**Work instructions**
Note how many lines hold "Abie" and report that number by itself.
----
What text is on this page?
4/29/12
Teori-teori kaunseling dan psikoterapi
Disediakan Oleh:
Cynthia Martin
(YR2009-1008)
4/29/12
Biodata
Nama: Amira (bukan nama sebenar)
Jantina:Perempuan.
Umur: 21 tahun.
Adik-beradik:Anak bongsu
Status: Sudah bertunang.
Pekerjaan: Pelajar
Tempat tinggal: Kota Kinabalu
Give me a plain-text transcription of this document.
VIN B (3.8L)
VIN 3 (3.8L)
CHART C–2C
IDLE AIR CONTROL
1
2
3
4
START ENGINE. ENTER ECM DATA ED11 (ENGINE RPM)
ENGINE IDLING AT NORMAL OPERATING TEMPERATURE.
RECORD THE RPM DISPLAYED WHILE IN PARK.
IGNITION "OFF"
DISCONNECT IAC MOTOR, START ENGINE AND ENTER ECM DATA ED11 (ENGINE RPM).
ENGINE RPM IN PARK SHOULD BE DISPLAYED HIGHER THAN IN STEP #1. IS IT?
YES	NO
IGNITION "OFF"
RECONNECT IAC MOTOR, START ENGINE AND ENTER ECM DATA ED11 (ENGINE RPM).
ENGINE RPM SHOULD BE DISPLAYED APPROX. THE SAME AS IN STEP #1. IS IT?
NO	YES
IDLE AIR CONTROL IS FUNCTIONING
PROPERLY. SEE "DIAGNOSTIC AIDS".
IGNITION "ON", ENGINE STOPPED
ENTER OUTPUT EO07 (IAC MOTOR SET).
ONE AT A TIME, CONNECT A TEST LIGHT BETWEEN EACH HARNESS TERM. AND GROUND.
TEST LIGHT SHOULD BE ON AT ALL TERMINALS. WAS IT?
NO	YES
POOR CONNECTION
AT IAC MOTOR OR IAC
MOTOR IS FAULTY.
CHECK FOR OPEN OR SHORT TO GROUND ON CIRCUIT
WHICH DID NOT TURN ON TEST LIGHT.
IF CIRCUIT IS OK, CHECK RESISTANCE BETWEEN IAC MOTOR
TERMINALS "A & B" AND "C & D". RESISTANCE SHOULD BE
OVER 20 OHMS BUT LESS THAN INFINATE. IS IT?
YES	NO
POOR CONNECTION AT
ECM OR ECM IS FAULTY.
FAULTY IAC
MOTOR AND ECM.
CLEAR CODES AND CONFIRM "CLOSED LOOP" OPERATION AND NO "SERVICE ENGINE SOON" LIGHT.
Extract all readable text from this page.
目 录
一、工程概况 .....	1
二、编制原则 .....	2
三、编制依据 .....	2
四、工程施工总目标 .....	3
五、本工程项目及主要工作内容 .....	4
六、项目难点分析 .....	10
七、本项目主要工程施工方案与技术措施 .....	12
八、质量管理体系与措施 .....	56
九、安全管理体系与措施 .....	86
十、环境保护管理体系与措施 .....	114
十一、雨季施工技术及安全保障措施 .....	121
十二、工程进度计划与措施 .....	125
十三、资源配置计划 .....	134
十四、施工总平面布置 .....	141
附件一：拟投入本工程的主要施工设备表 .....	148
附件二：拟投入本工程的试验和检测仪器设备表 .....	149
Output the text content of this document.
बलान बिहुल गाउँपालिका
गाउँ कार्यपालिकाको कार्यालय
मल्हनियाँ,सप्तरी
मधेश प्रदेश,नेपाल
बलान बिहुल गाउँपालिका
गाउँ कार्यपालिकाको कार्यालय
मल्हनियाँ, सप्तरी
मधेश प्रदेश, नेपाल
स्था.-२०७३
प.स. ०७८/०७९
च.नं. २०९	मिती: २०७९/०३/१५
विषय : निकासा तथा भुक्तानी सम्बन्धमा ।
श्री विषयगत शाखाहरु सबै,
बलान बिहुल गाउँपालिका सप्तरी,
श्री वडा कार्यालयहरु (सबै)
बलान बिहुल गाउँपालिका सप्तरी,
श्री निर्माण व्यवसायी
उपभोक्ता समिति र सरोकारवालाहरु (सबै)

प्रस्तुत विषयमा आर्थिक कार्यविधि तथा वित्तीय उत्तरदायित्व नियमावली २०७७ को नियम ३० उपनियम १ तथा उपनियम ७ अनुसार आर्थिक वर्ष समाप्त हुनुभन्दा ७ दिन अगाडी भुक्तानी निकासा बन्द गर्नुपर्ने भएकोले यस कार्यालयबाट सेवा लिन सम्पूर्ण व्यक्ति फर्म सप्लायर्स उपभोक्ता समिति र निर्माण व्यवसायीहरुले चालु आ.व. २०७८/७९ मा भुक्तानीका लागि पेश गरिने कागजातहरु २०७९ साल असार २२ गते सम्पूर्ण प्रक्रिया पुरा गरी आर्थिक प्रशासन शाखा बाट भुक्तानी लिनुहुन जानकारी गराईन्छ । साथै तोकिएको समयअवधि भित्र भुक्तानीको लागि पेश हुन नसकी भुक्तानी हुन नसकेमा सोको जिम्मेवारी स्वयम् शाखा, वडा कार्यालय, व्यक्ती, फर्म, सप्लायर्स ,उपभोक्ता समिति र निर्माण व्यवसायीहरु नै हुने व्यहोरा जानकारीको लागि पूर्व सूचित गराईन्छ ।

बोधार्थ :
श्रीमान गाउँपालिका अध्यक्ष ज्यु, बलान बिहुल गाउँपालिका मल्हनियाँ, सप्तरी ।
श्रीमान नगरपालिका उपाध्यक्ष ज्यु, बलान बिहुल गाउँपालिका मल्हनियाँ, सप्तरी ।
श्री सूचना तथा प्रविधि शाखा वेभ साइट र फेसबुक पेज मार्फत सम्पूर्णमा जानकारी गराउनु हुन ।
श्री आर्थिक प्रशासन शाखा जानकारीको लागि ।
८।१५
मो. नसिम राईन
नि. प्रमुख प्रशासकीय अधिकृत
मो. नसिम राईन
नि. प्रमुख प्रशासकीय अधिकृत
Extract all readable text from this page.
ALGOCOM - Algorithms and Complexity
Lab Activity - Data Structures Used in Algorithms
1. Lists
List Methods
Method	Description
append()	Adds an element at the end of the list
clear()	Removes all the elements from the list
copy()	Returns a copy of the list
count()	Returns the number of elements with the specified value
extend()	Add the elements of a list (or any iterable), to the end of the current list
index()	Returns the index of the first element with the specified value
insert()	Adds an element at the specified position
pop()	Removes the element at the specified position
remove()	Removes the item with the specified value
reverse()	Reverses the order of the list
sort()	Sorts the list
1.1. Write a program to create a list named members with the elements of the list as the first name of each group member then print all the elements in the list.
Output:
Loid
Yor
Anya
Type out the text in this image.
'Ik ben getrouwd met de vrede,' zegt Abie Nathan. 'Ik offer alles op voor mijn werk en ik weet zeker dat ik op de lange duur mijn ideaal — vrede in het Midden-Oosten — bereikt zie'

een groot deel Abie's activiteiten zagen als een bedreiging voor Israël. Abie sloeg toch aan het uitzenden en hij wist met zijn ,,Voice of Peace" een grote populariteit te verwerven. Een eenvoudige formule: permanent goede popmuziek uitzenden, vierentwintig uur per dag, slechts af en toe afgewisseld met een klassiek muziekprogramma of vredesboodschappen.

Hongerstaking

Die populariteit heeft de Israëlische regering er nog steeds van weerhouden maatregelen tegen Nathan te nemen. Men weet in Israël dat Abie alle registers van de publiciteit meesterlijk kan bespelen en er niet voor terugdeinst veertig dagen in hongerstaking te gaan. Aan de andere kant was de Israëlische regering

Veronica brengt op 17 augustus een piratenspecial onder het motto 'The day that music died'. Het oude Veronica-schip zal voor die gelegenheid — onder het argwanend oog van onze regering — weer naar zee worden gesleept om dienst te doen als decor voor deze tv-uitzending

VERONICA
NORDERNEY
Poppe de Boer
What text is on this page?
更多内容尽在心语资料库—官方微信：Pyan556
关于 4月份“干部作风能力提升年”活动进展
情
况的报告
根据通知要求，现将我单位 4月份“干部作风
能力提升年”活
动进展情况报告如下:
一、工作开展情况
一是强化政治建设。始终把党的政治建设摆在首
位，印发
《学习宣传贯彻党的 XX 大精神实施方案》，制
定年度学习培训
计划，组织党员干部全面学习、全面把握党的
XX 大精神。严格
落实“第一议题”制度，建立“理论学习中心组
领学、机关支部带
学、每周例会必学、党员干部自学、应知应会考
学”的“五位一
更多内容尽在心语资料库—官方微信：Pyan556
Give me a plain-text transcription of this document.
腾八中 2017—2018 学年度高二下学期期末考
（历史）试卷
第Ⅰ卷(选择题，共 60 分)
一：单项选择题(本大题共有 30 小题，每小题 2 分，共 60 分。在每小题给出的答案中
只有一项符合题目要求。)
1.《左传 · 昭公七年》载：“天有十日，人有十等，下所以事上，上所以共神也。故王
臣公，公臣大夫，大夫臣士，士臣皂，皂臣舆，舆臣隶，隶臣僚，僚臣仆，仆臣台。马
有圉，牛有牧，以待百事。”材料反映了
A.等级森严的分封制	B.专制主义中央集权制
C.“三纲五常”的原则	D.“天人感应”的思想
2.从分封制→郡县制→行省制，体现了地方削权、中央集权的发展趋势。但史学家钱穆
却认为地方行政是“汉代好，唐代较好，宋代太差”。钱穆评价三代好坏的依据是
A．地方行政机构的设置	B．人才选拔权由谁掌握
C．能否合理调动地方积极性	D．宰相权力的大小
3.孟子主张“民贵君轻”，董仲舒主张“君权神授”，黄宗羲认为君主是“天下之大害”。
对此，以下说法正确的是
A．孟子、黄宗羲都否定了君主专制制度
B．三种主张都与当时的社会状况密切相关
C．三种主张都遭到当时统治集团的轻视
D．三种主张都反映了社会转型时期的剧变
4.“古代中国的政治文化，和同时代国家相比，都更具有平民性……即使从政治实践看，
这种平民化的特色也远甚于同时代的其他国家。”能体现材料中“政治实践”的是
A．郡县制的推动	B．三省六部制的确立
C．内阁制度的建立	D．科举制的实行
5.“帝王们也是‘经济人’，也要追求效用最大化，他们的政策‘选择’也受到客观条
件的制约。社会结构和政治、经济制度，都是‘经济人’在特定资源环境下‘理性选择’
----
**Solution to the problem**
3